▶ [Given task]:
Show all lines holding the string "柑橘损坏的频率".

====== Data ======

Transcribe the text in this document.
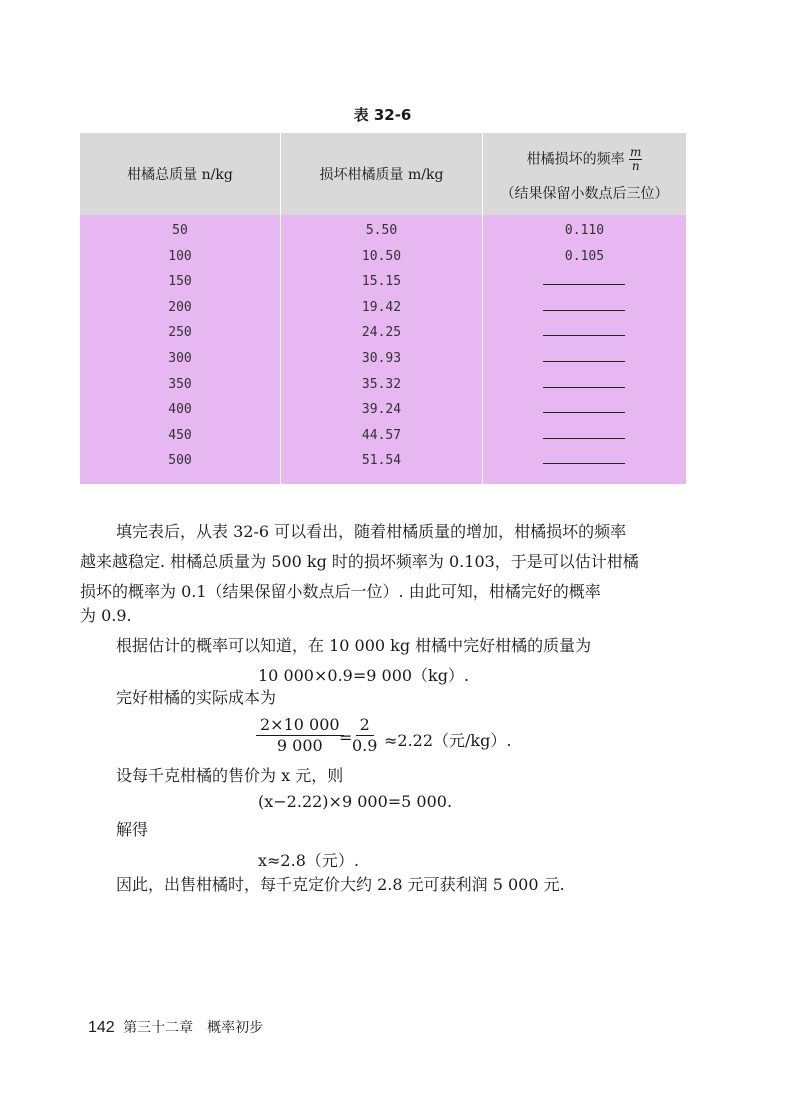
表 32-6
柑橘总质量 n/kg	损坏柑橘质量 m/kg
柑橘损坏的频率 $\frac{m}{n}$
（结果保留小数点后三位）
50	5.50	0.110
100	10.50	0.105
150	15.15
200	19.42
250	24.25
300	30.93
350	35.32
400	39.24
450	44.57
500	51.54
填完表后，从表 32-6 可以看出，随着柑橘质量的增加，柑橘损坏的频率
越来越稳定. 柑橘总质量为 500 kg 时的损坏频率为 0.103，于是可以估计柑橘
损坏的概率为 0.1（结果保留小数点后一位）. 由此可知，柑橘完好的概率
为 0.9.
根据估计的概率可以知道，在 10 000 kg 柑橘中完好柑橘的质量为
10 000×0.9=9 000（kg）.
完好柑橘的实际成本为
$\frac{2\times 10 000}{9 000}$
= $\frac{2}{0.9} \approx 2.22$（元/kg）.
设每千克柑橘的售价为 x 元，则
(x−2.22)×9 000=5 000.
解得
x≈2.8（元）.
因此，出售柑橘时，每千克定价大约 2.8 元可获利润 5 000 元.
142 第三十二章　概率初步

======

▶ [Expected answer]:
柑橘损坏的频率 $\frac{m}{n}$
填完表后，从表 32-6 可以看出，随着柑橘质量的增加，柑橘损坏的频率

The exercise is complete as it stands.